───── DATA ENTRIES ─────

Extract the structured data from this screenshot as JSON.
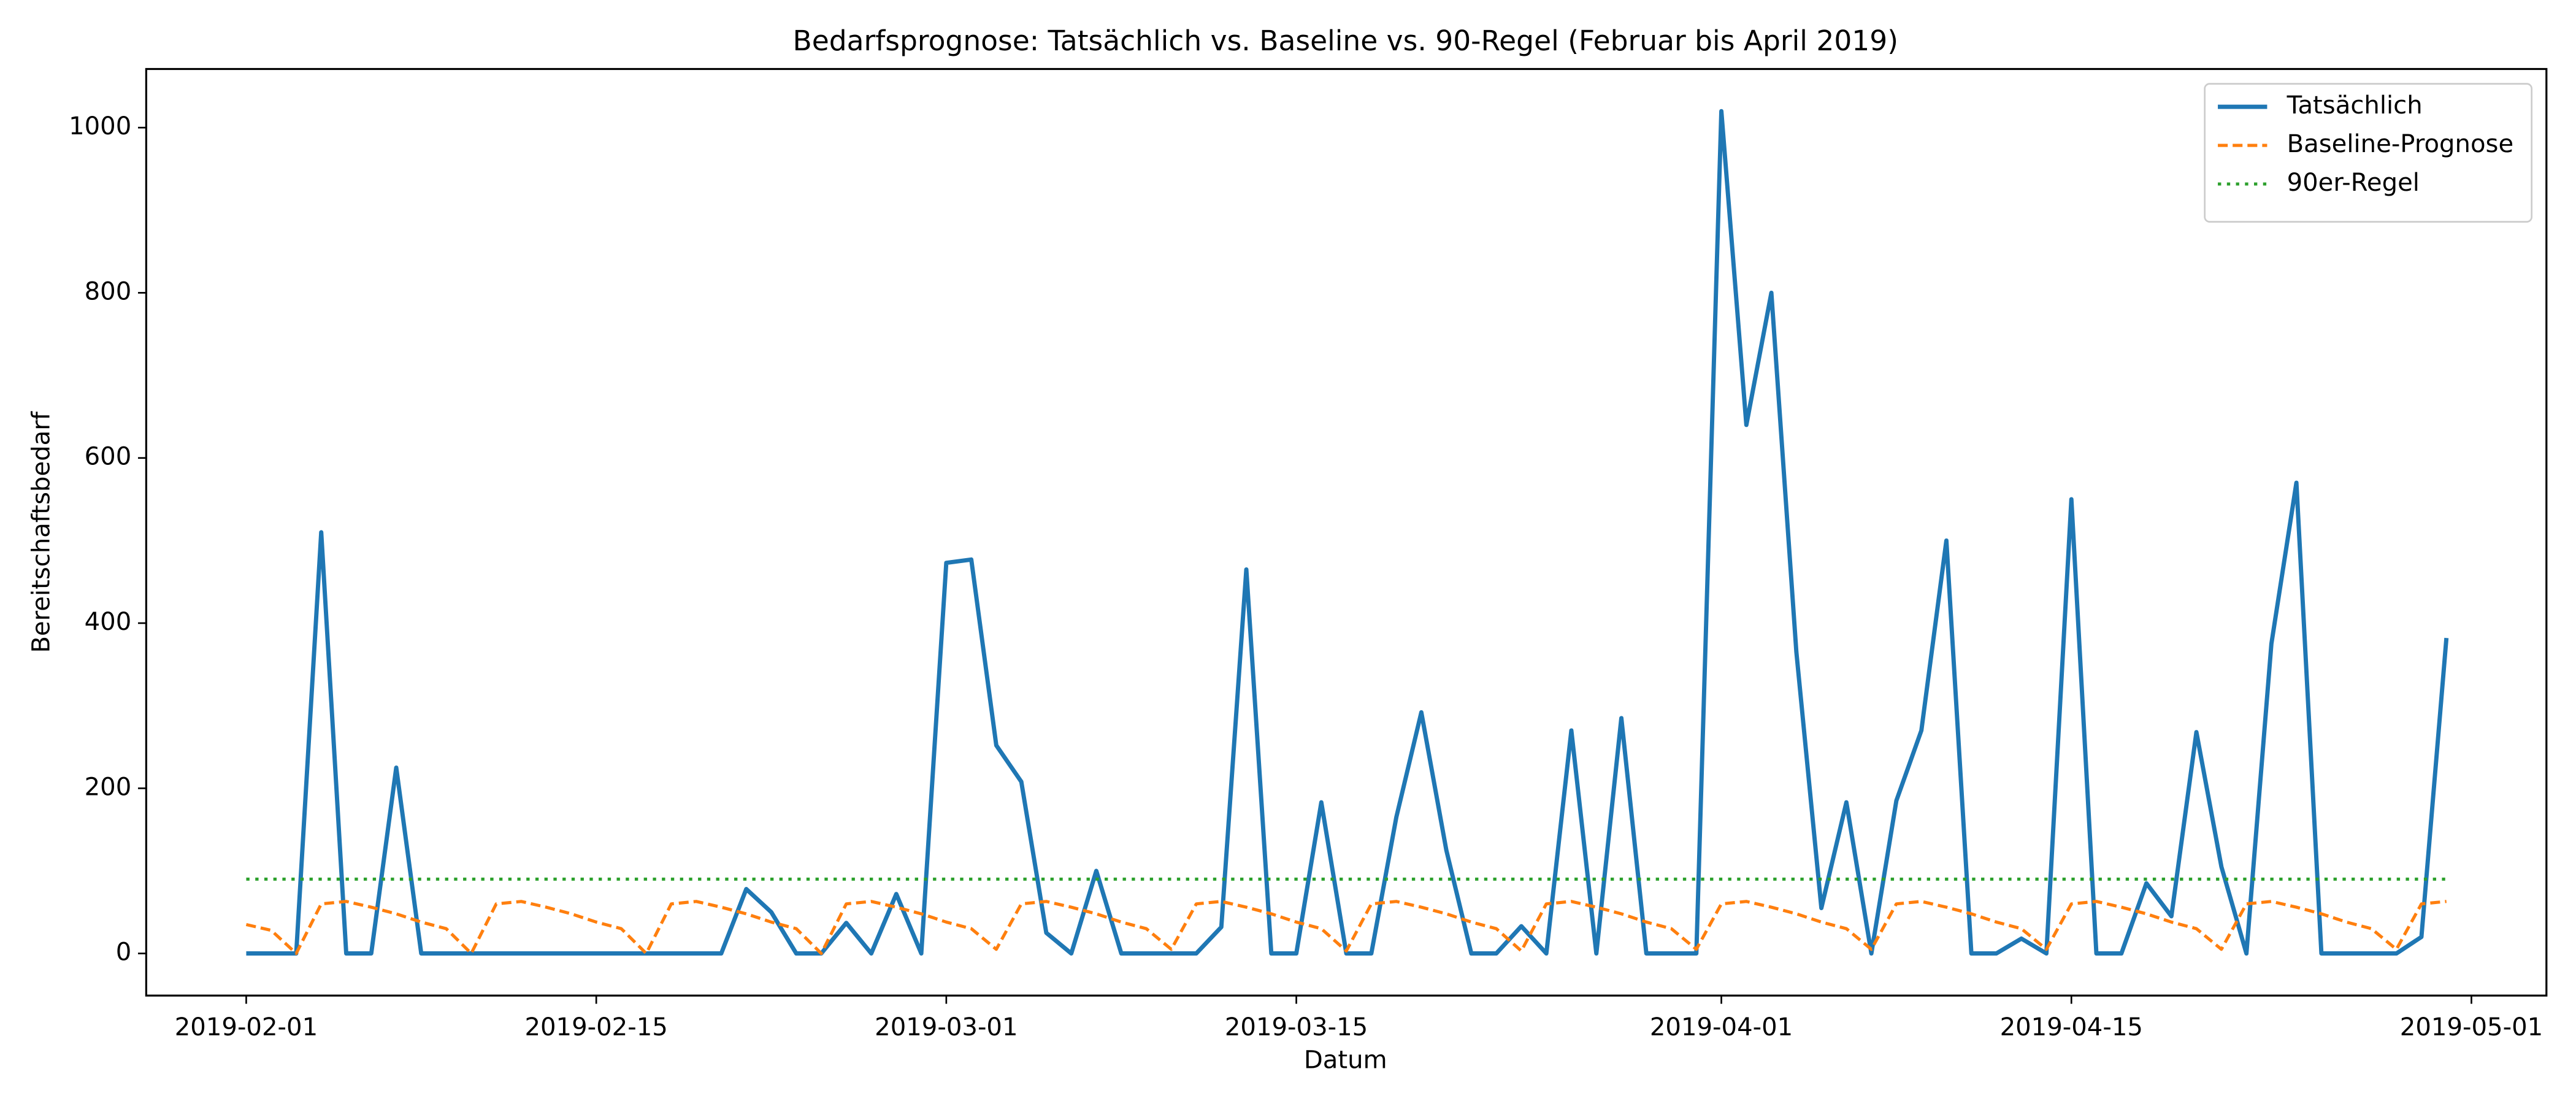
{
  "chart_data": {
    "type": "line",
    "title": "Bedarfsprognose: Tatsächlich vs. Baseline vs. 90-Regel (Februar bis April 2019)",
    "x_label": "Datum",
    "y_label": "Bereitschaftsbedarf",
    "x": [
      "2019-02-01",
      "2019-02-02",
      "2019-02-03",
      "2019-02-04",
      "2019-02-05",
      "2019-02-06",
      "2019-02-07",
      "2019-02-08",
      "2019-02-09",
      "2019-02-10",
      "2019-02-11",
      "2019-02-12",
      "2019-02-13",
      "2019-02-14",
      "2019-02-15",
      "2019-02-16",
      "2019-02-17",
      "2019-02-18",
      "2019-02-19",
      "2019-02-20",
      "2019-02-21",
      "2019-02-22",
      "2019-02-23",
      "2019-02-24",
      "2019-02-25",
      "2019-02-26",
      "2019-02-27",
      "2019-02-28",
      "2019-03-01",
      "2019-03-02",
      "2019-03-03",
      "2019-03-04",
      "2019-03-05",
      "2019-03-06",
      "2019-03-07",
      "2019-03-08",
      "2019-03-09",
      "2019-03-10",
      "2019-03-11",
      "2019-03-12",
      "2019-03-13",
      "2019-03-14",
      "2019-03-15",
      "2019-03-16",
      "2019-03-17",
      "2019-03-18",
      "2019-03-19",
      "2019-03-20",
      "2019-03-21",
      "2019-03-22",
      "2019-03-23",
      "2019-03-24",
      "2019-03-25",
      "2019-03-26",
      "2019-03-27",
      "2019-03-28",
      "2019-03-29",
      "2019-03-30",
      "2019-03-31",
      "2019-04-01",
      "2019-04-02",
      "2019-04-03",
      "2019-04-04",
      "2019-04-05",
      "2019-04-06",
      "2019-04-07",
      "2019-04-08",
      "2019-04-09",
      "2019-04-10",
      "2019-04-11",
      "2019-04-12",
      "2019-04-13",
      "2019-04-14",
      "2019-04-15",
      "2019-04-16",
      "2019-04-17",
      "2019-04-18",
      "2019-04-19",
      "2019-04-20",
      "2019-04-21",
      "2019-04-22",
      "2019-04-23",
      "2019-04-24",
      "2019-04-25",
      "2019-04-26",
      "2019-04-27",
      "2019-04-28",
      "2019-04-29",
      "2019-04-30"
    ],
    "series": [
      {
        "name": "Tatsächlich",
        "color": "#1f77b4",
        "style": "solid",
        "values": [
          0,
          0,
          0,
          510,
          0,
          0,
          225,
          0,
          0,
          0,
          0,
          0,
          0,
          0,
          0,
          0,
          0,
          0,
          0,
          0,
          78,
          50,
          0,
          0,
          37,
          0,
          72,
          0,
          473,
          477,
          252,
          208,
          25,
          0,
          100,
          0,
          0,
          0,
          0,
          32,
          465,
          0,
          0,
          183,
          0,
          0,
          165,
          292,
          125,
          0,
          0,
          33,
          0,
          270,
          0,
          285,
          0,
          0,
          0,
          1020,
          640,
          800,
          365,
          55,
          183,
          0,
          185,
          270,
          500,
          0,
          0,
          18,
          0,
          550,
          0,
          0,
          85,
          45,
          268,
          105,
          0,
          375,
          570,
          0,
          0,
          0,
          0,
          20,
          382
        ]
      },
      {
        "name": "Baseline-Prognose",
        "color": "#ff7f0e",
        "style": "dashed",
        "values": [
          35,
          28,
          0,
          60,
          63,
          56,
          48,
          38,
          30,
          0,
          60,
          63,
          56,
          48,
          38,
          30,
          0,
          60,
          63,
          56,
          48,
          38,
          30,
          0,
          60,
          63,
          56,
          48,
          38,
          30,
          5,
          60,
          63,
          56,
          48,
          38,
          30,
          5,
          60,
          63,
          56,
          48,
          38,
          30,
          3,
          60,
          63,
          56,
          48,
          38,
          30,
          3,
          60,
          63,
          56,
          48,
          38,
          30,
          5,
          60,
          63,
          56,
          48,
          38,
          30,
          5,
          60,
          63,
          56,
          48,
          38,
          30,
          5,
          60,
          63,
          56,
          48,
          38,
          30,
          5,
          60,
          63,
          56,
          48,
          38,
          30,
          5,
          60,
          63
        ]
      },
      {
        "name": "90er-Regel",
        "color": "#2ca02c",
        "style": "dotted",
        "values": [
          90,
          90,
          90,
          90,
          90,
          90,
          90,
          90,
          90,
          90,
          90,
          90,
          90,
          90,
          90,
          90,
          90,
          90,
          90,
          90,
          90,
          90,
          90,
          90,
          90,
          90,
          90,
          90,
          90,
          90,
          90,
          90,
          90,
          90,
          90,
          90,
          90,
          90,
          90,
          90,
          90,
          90,
          90,
          90,
          90,
          90,
          90,
          90,
          90,
          90,
          90,
          90,
          90,
          90,
          90,
          90,
          90,
          90,
          90,
          90,
          90,
          90,
          90,
          90,
          90,
          90,
          90,
          90,
          90,
          90,
          90,
          90,
          90,
          90,
          90,
          90,
          90,
          90,
          90,
          90,
          90,
          90,
          90,
          90,
          90,
          90,
          90,
          90,
          90
        ]
      }
    ],
    "xlim": [
      "2019-01-28",
      "2019-05-04"
    ],
    "xticks": [
      "2019-02-01",
      "2019-02-15",
      "2019-03-01",
      "2019-03-15",
      "2019-04-01",
      "2019-04-15",
      "2019-05-01"
    ],
    "ylim": [
      -51,
      1071
    ],
    "yticks": [
      0,
      200,
      400,
      600,
      800,
      1000
    ],
    "grid": false,
    "legend": "upper right"
  }
}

─────

WRITTEN PROBLEM: Only the number is needed: state how many lines in the listing contain "Tatsächlich".

SOLUTION FOR THIS EXERCISE: 2